- **Exercise**
Check each line of the material. Copy those containing "frac".

— Begin Extracted entries —

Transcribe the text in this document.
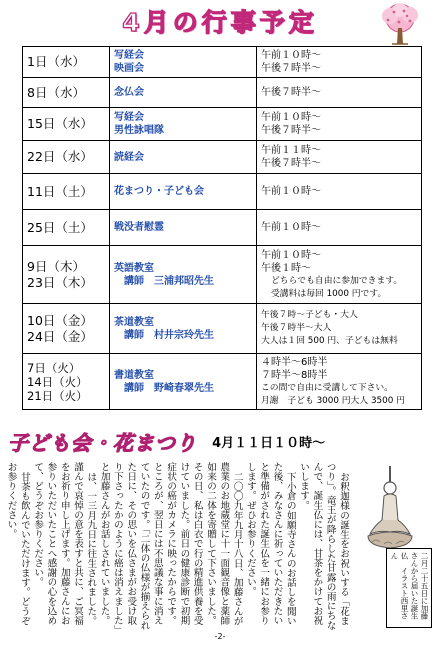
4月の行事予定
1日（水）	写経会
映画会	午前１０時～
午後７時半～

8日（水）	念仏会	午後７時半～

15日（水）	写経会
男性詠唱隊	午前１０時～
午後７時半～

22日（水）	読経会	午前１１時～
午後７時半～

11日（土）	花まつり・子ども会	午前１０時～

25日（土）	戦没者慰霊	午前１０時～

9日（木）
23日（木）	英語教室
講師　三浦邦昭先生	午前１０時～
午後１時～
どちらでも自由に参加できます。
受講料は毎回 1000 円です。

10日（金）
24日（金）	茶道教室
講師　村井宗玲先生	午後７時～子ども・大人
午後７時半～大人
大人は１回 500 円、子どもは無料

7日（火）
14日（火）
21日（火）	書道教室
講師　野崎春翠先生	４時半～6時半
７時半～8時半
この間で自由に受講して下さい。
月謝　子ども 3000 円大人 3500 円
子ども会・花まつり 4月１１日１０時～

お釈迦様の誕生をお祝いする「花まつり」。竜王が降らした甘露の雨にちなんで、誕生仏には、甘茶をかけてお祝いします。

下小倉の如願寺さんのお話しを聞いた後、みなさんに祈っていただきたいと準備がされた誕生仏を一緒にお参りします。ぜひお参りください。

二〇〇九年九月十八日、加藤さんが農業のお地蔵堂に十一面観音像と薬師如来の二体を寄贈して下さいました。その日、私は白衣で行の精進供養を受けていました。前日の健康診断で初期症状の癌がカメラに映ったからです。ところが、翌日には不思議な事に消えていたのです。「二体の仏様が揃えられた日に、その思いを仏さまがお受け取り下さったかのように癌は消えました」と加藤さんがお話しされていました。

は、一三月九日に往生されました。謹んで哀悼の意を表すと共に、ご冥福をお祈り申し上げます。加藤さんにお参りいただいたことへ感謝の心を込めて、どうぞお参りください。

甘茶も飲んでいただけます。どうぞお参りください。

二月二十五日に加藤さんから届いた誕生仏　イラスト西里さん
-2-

— End Extracted entries —
— Begin Extracted entries —

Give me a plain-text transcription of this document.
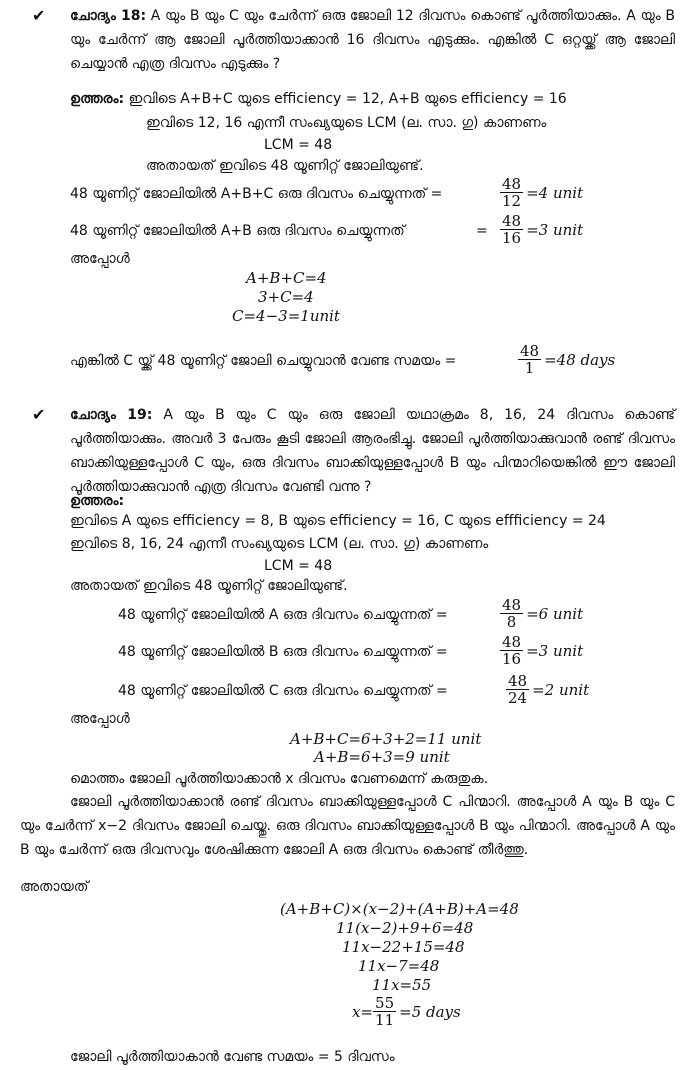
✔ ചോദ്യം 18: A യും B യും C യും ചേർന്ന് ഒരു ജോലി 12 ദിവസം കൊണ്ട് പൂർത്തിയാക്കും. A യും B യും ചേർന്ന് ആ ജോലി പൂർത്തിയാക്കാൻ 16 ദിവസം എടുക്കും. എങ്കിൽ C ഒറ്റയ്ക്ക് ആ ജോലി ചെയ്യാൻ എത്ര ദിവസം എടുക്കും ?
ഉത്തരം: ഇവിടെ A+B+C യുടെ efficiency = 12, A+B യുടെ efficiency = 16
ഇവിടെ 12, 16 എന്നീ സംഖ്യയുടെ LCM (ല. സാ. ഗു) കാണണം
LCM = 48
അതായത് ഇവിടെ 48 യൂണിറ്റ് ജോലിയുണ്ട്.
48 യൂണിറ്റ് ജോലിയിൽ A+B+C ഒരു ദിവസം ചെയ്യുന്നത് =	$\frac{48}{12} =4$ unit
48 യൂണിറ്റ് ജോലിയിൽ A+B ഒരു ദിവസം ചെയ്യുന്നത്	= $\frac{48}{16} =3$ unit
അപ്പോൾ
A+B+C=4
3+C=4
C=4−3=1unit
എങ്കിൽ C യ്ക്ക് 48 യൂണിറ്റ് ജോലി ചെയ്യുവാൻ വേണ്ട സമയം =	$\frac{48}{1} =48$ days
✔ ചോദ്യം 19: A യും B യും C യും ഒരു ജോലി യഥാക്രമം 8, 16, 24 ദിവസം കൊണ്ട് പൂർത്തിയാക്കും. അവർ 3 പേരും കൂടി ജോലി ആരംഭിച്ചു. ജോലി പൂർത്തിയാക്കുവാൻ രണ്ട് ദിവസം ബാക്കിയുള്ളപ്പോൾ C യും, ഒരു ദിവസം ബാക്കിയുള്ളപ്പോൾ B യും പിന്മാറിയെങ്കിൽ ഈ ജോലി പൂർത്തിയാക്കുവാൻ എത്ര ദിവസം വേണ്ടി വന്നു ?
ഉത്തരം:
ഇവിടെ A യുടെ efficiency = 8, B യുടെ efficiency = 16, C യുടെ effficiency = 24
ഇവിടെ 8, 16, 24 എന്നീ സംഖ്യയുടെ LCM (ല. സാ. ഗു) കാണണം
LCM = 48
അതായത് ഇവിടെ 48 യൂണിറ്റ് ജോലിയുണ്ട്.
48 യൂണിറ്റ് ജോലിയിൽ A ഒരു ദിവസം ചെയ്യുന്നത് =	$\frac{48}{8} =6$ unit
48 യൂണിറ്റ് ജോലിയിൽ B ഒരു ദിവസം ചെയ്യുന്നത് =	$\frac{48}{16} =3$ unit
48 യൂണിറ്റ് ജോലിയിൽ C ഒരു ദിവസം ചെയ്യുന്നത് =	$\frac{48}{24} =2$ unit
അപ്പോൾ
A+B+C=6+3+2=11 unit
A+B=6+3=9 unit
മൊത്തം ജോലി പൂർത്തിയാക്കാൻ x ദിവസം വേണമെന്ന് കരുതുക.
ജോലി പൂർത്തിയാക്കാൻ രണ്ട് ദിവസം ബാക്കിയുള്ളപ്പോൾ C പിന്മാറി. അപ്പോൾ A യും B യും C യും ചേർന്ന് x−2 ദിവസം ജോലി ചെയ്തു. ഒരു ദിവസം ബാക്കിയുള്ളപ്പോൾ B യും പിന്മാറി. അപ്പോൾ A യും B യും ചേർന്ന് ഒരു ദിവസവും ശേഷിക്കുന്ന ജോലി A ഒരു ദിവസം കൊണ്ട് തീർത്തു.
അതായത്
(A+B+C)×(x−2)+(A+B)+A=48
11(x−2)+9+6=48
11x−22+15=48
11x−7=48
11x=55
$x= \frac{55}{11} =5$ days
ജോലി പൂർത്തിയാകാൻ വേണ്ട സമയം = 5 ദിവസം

— End Extracted entries —
— Begin Extracted entries —

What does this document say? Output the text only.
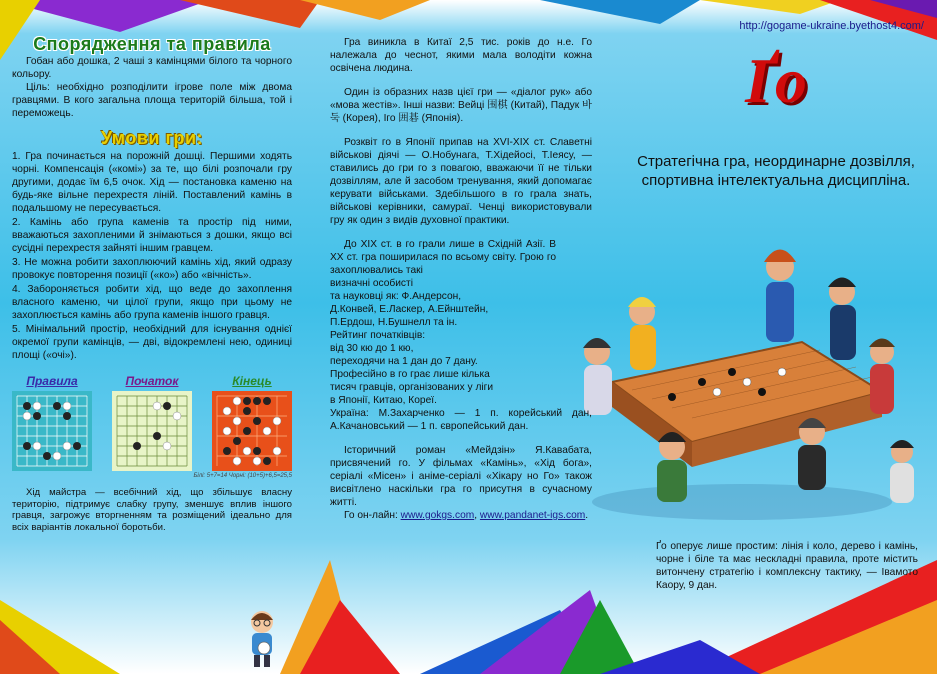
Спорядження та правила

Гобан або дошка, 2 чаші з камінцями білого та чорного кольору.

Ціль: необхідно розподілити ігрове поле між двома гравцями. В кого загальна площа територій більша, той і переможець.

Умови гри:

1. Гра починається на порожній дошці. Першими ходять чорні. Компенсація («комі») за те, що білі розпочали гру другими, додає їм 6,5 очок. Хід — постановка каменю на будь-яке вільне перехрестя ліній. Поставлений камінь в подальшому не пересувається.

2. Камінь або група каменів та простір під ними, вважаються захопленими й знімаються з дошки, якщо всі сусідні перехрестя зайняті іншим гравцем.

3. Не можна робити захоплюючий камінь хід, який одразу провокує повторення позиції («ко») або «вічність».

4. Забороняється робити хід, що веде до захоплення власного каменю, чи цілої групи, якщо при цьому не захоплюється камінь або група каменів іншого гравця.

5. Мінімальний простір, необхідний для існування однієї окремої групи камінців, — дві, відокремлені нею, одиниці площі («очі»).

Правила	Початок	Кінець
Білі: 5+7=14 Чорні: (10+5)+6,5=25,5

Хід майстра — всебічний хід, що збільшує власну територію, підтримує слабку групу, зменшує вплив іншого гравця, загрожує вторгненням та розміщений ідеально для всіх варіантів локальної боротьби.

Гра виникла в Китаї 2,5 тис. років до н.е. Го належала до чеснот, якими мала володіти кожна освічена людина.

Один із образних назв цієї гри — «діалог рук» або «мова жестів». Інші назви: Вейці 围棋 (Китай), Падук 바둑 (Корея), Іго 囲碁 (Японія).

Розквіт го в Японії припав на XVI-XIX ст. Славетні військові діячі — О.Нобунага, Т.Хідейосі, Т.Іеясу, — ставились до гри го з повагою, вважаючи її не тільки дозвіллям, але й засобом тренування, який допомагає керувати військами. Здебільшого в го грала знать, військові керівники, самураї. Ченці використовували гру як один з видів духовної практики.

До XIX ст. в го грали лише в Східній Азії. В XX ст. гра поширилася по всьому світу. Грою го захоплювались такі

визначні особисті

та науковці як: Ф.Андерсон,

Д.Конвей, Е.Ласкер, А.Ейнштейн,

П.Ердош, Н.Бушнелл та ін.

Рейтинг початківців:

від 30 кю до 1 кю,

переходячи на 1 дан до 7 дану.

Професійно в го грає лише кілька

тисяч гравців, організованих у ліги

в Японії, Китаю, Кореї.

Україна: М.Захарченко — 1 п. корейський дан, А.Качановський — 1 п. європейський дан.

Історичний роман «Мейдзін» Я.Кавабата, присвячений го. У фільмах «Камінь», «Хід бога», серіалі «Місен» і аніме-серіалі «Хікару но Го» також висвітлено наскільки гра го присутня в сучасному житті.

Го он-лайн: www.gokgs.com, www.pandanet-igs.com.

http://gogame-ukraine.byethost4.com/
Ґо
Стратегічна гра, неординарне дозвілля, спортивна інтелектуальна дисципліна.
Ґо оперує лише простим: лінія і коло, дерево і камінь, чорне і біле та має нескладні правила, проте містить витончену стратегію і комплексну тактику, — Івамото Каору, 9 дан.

— End Extracted entries —

- **Exercise solution**
48 യൂണിറ്റ് ജോലിയിൽ A+B+C ഒരു ദിവസം ചെയ്യുന്നത് =	$\frac{48}{12} =4$ unit
48 യൂണിറ്റ് ജോലിയിൽ A+B ഒരു ദിവസം ചെയ്യുന്നത്	= $\frac{48}{16} =3$ unit
എങ്കിൽ C യ്ക്ക് 48 യൂണിറ്റ് ജോലി ചെയ്യുവാൻ വേണ്ട സമയം =	$\frac{48}{1} =48$ days
48 യൂണിറ്റ് ജോലിയിൽ A ഒരു ദിവസം ചെയ്യുന്നത് =	$\frac{48}{8} =6$ unit
48 യൂണിറ്റ് ജോലിയിൽ B ഒരു ദിവസം ചെയ്യുന്നത് =	$\frac{48}{16} =3$ unit
48 യൂണിറ്റ് ജോലിയിൽ C ഒരു ദിവസം ചെയ്യുന്നത് =	$\frac{48}{24} =2$ unit
$x= \frac{55}{11} =5$ days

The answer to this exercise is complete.